What you will do:
For the data below, report the number of lines that contain the string "unidade" and nothing else.

— begin Provided data —

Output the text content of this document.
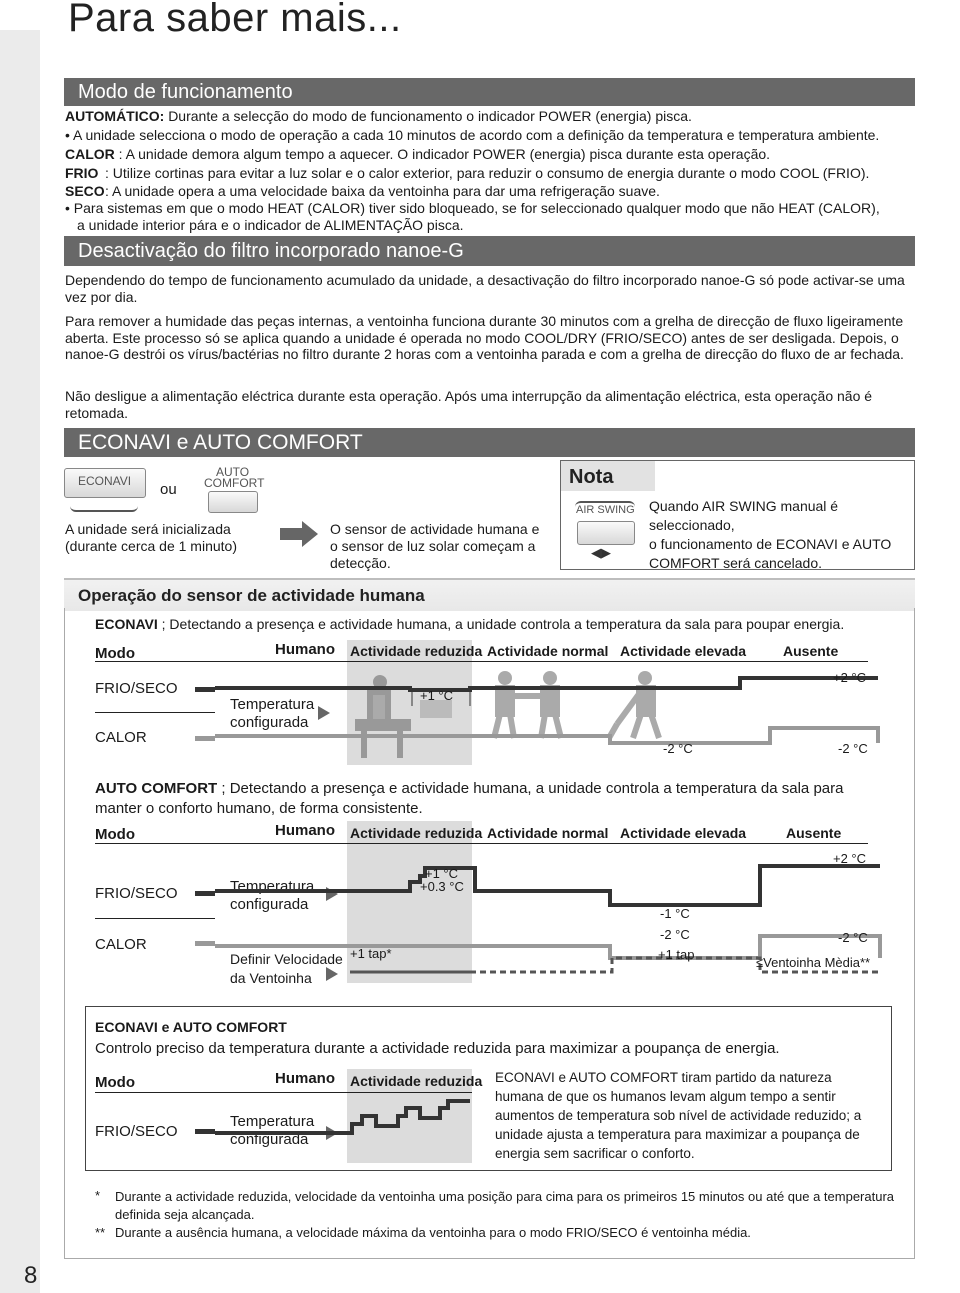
Para saber mais...
8
Modo de funcionamento
AUTOMÁTICO: Durante a selecção do modo de funcionamento o indicador POWER (energia) pisca.
• A unidade selecciona o modo de operação a cada 10 minutos de acordo com a definição da temperatura e temperatura ambiente.
CALOR : A unidade demora algum tempo a aquecer. O indicador POWER (energia) pisca durante esta operação.
FRIO : Utilize cortinas para evitar a luz solar e o calor exterior, para reduzir o consumo de energia durante o modo COOL (FRIO).
SECO: A unidade opera a uma velocidade baixa da ventoinha para dar uma refrigeração suave.
• Para sistemas em que o modo HEAT (CALOR) tiver sido bloqueado, se for seleccionado qualquer modo que não HEAT (CALOR),
a unidade interior pára e o indicador de ALIMENTAÇÃO pisca.
Desactivação do filtro incorporado nanoe-G
Dependendo do tempo de funcionamento acumulado da unidade, a desactivação do filtro incorporado nanoe-G só pode activar-se uma vez por dia.
Para remover a humidade das peças internas, a ventoinha funciona durante 30 minutos com a grelha de direcção de fluxo ligeiramente aberta. Este processo só se aplica quando a unidade é operada no modo COOL/DRY (FRIO/SECO) antes de ser desligada. Depois, o nanoe-G destrói os vírus/bactérias no filtro durante 2 horas com a ventoinha parada e com a grelha de direcção do fluxo de ar fechada.
Não desligue a alimentação eléctrica durante esta operação. Após uma interrupção da alimentação eléctrica, esta operação não é retomada.
ECONAVI e AUTO COMFORT
ECONAVI ou
AUTO
COMFORT
A unidade será inicializada
(durante cerca de 1 minuto)
O sensor de actividade humana e
o sensor de luz solar começam a
detecção.
Nota
AIR SWING
◀▶
Quando AIR SWING manual é seleccionado,
o funcionamento de ECONAVI e AUTO
COMFORT será cancelado.
Operação do sensor de actividade humana
ECONAVI ; Detectando a presença e actividade humana, a unidade controla a temperatura da sala para poupar energia.
Modo	Humano Actividade reduzida Actividade normal Actividade elevada	Ausente
FRIO/SECO
CALOR
Temperatura
configurada
+1 °C
+2 °C
-2 °C	-2 °C
AUTO COMFORT ; Detectando a presença e actividade humana, a unidade controla a temperatura da sala para
manter o conforto humano, de forma consistente.
Modo	Humano Actividade reduzida Actividade normal Actividade elevada	Ausente
FRIO/SECO
CALOR
Temperatura
configurada
Definir Velocidade
da Ventoinha
+1 °C
+0.3 °C
+2 °C
-1 °C
-2 °C	-2 °C
+1 tap*	+1 tap
≤Ventoinha Mèdia**
ECONAVI e AUTO COMFORT
Controlo preciso da temperatura durante a actividade reduzida para maximizar a poupança de energia.
Modo	Humano Actividade reduzida
FRIO/SECO
Temperatura
configurada
ECONAVI e AUTO COMFORT tiram partido da natureza
humana de que os humanos levam algum tempo a sentir
aumentos de temperatura sob nível de actividade reduzido; a
unidade ajusta a temperatura para maximizar a poupança de
energia sem sacrificar o conforto.
* Durante a actividade reduzida, velocidade da ventoinha uma posição para cima para os primeiros 15 minutos ou até que a temperatura
definida seja alcançada.
** Durante a ausência humana, a velocidade máxima da ventoinha para o modo FRIO/SECO é ventoinha média.
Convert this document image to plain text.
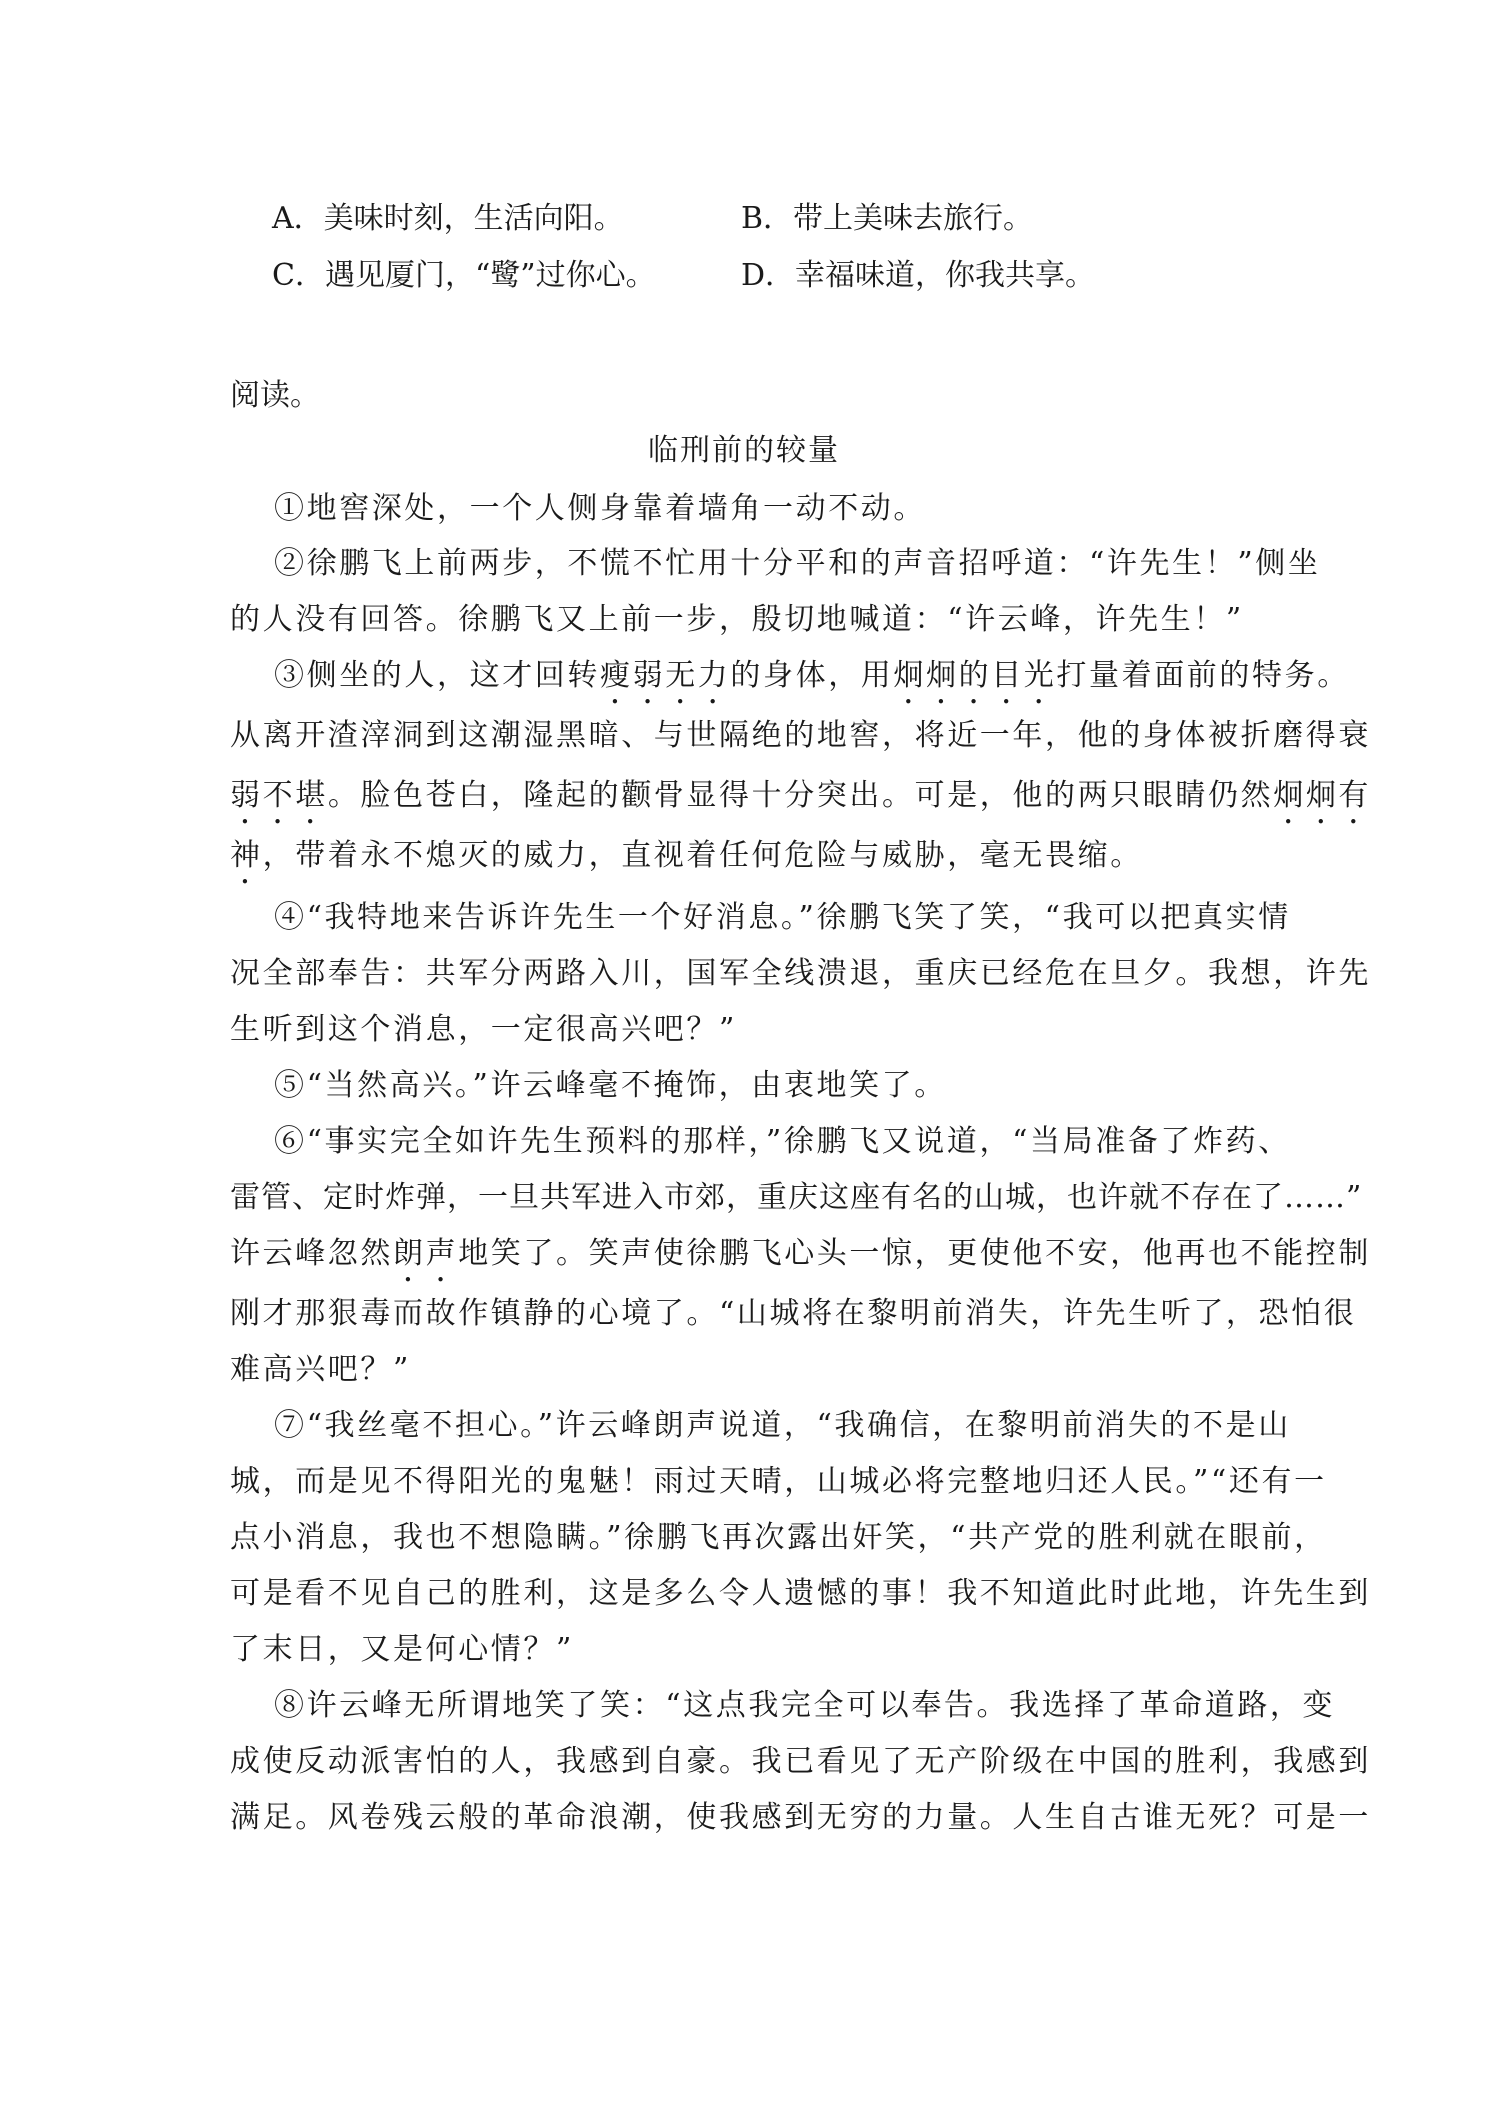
A．美味时刻，生活向阳。	B．带上美味去旅行。
C．遇见厦门，“鹭”过你心。	D．幸福味道，你我共享。
阅读。
临刑前的较量
①地窖深处，一个人侧身靠着墙角一动不动。
②徐鹏飞上前两步，不慌不忙用十分平和的声音招呼道：“许先生！”侧坐
的人没有回答。徐鹏飞又上前一步，殷切地喊道：“许云峰，许先生！”
③侧坐的人，这才回转瘦弱无力的身体，用炯炯的目光打量着面前的特务。
从离开渣滓洞到这潮湿黑暗、与世隔绝的地窖，将近一年，他的身体被折磨得衰
弱不堪。脸色苍白，隆起的颧骨显得十分突出。可是，他的两只眼睛仍然炯炯有
神，带着永不熄灭的威力，直视着任何危险与威胁，毫无畏缩。
④“我特地来告诉许先生一个好消息。”徐鹏飞笑了笑，“我可以把真实情
况全部奉告：共军分两路入川，国军全线溃退，重庆已经危在旦夕。我想，许先
生听到这个消息，一定很高兴吧？”
⑤“当然高兴。”许云峰毫不掩饰，由衷地笑了。
⑥“事实完全如许先生预料的那样，”徐鹏飞又说道，“当局准备了炸药、
雷管、定时炸弹，一旦共军进入市郊，重庆这座有名的山城，也许就不存在了……”
许云峰忽然朗声地笑了。笑声使徐鹏飞心头一惊，更使他不安，他再也不能控制
刚才那狠毒而故作镇静的心境了。“山城将在黎明前消失，许先生听了，恐怕很
难高兴吧？”
⑦“我丝毫不担心。”许云峰朗声说道，“我确信，在黎明前消失的不是山
城，而是见不得阳光的鬼魅！雨过天晴，山城必将完整地归还人民。”“还有一
点小消息，我也不想隐瞒。”徐鹏飞再次露出奸笑，“共产党的胜利就在眼前，
可是看不见自己的胜利，这是多么令人遗憾的事！我不知道此时此地，许先生到
了末日，又是何心情？”
⑧许云峰无所谓地笑了笑：“这点我完全可以奉告。我选择了革命道路，变
成使反动派害怕的人，我感到自豪。我已看见了无产阶级在中国的胜利，我感到
满足。风卷残云般的革命浪潮，使我感到无穷的力量。人生自古谁无死？可是一
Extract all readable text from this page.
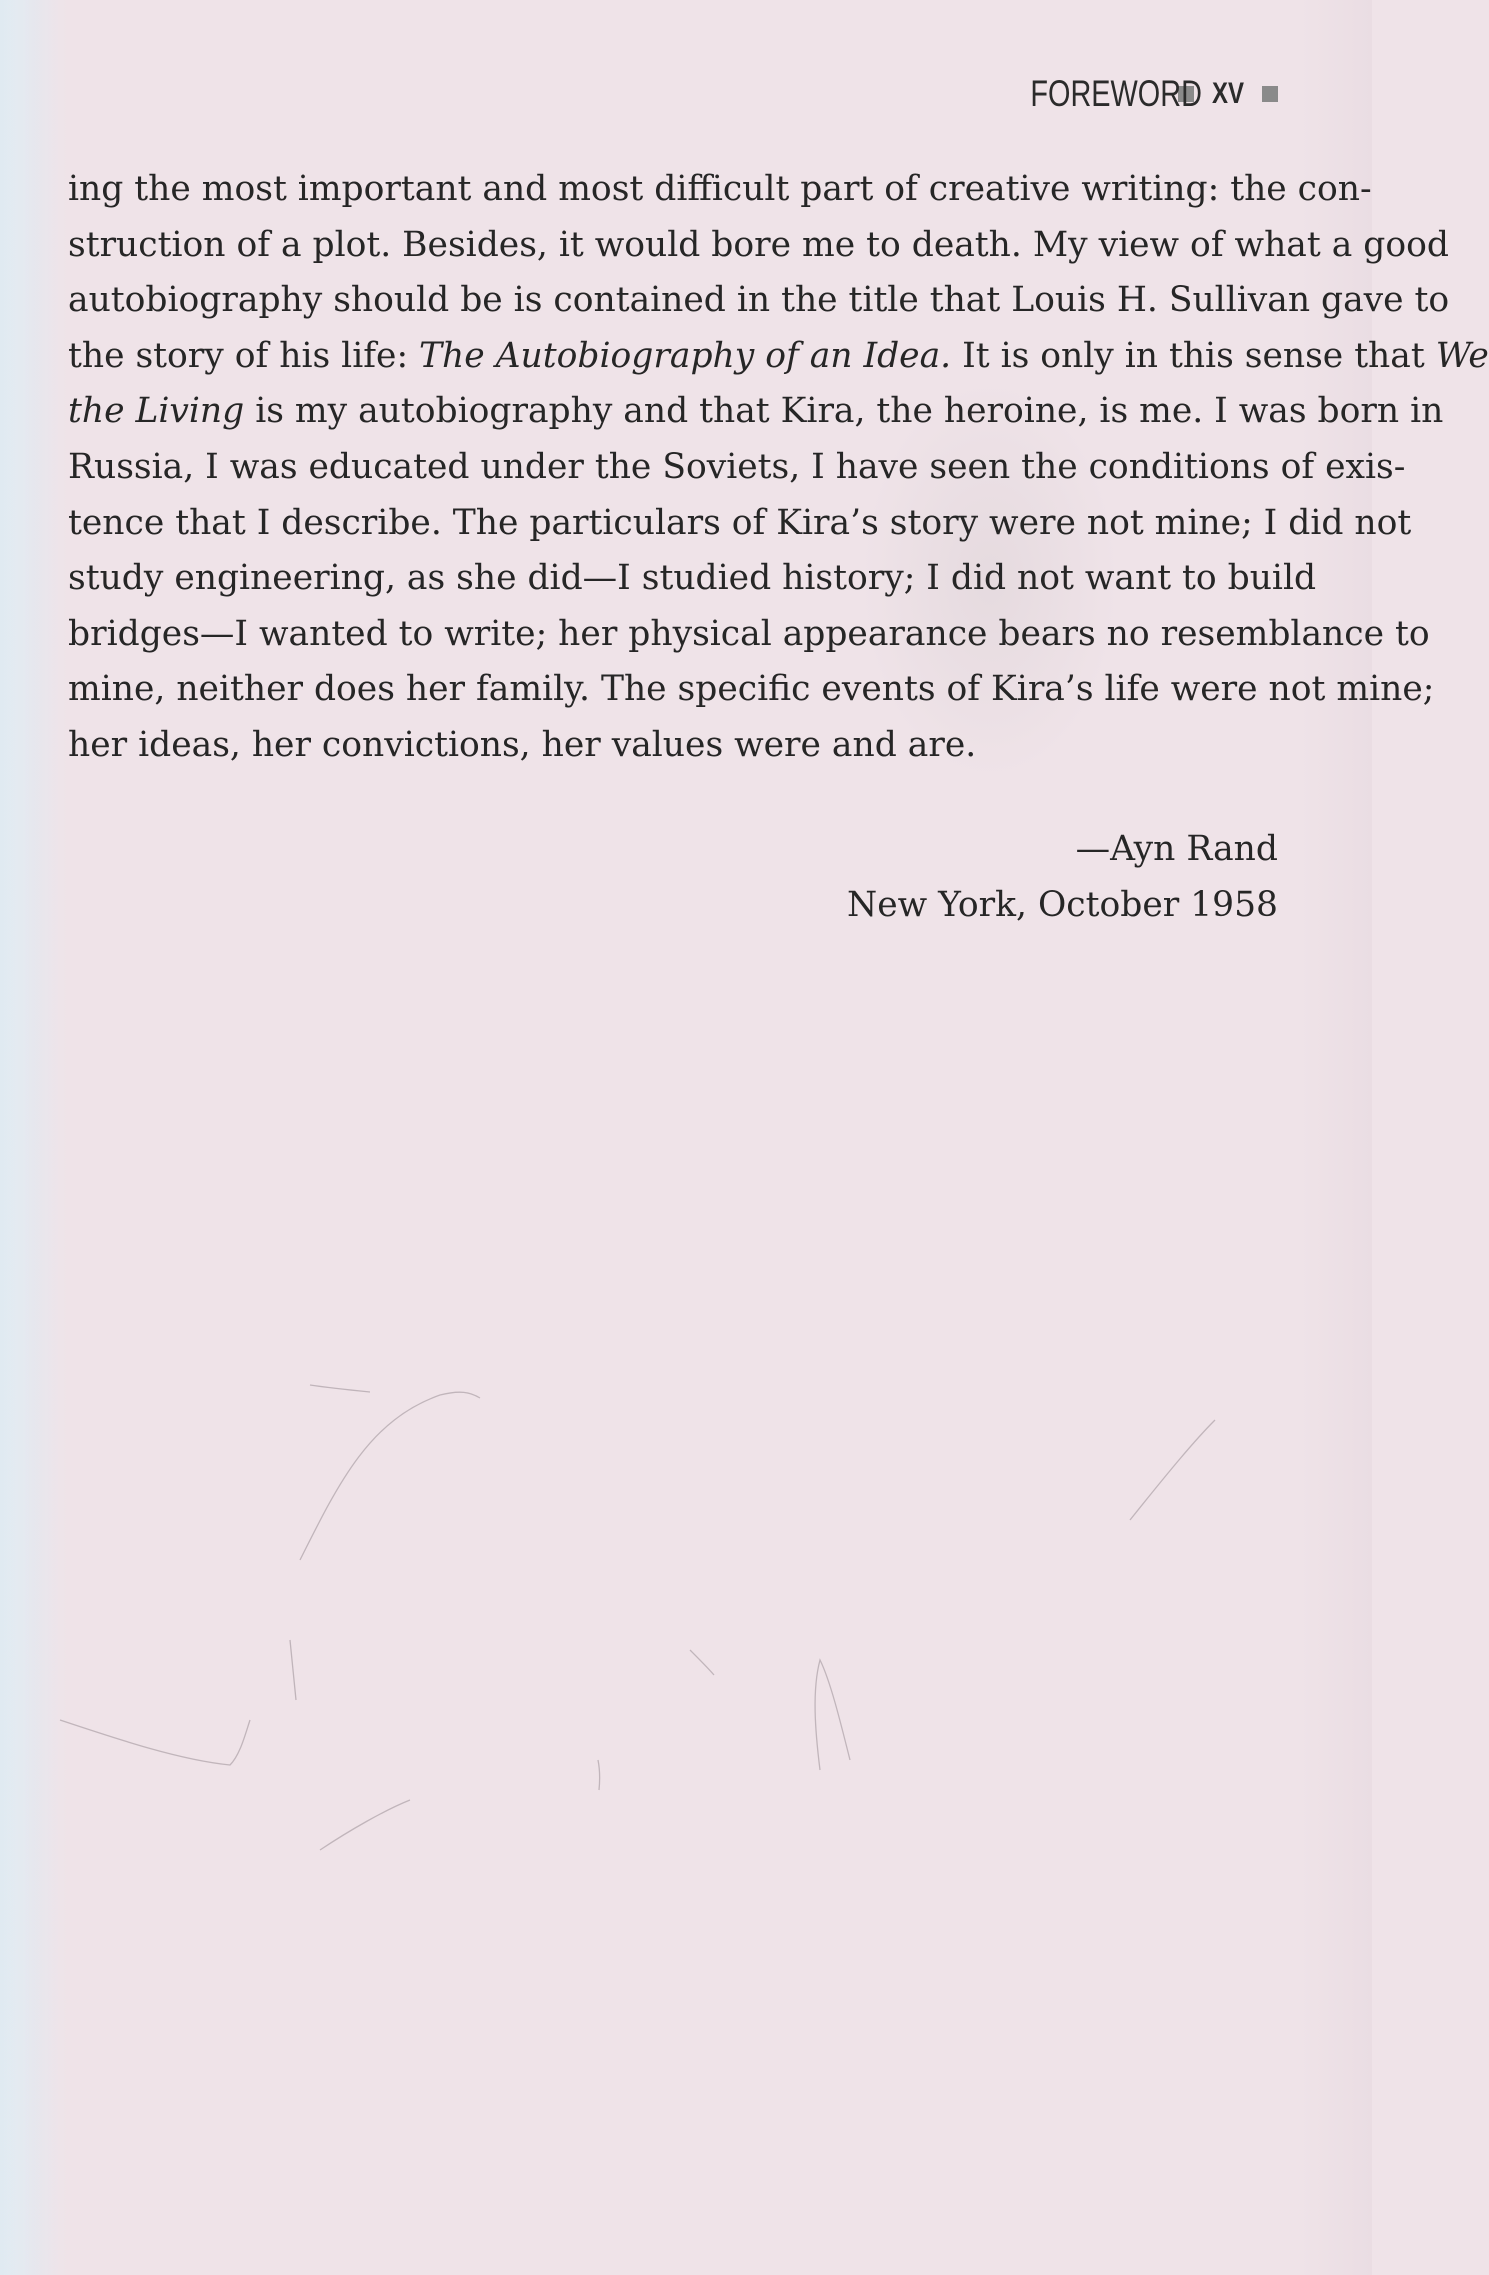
FOREWORD XV
ing the most important and most difficult part of creative writing: the con-
struction of a plot. Besides, it would bore me to death. My view of what a good
autobiography should be is contained in the title that Louis H. Sullivan gave to
the story of his life: The Autobiography of an Idea. It is only in this sense that We
the Living is my autobiography and that Kira, the heroine, is me. I was born in
Russia, I was educated under the Soviets, I have seen the conditions of exis-
tence that I describe. The particulars of Kira’s story were not mine; I did not
study engineering, as she did—I studied history; I did not want to build
bridges—I wanted to write; her physical appearance bears no resemblance to
mine, neither does her family. The specific events of Kira’s life were not mine;
her ideas, her convictions, her values were and are.
—Ayn Rand
New York, October 1958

— end Provided data —

Output of the task:
10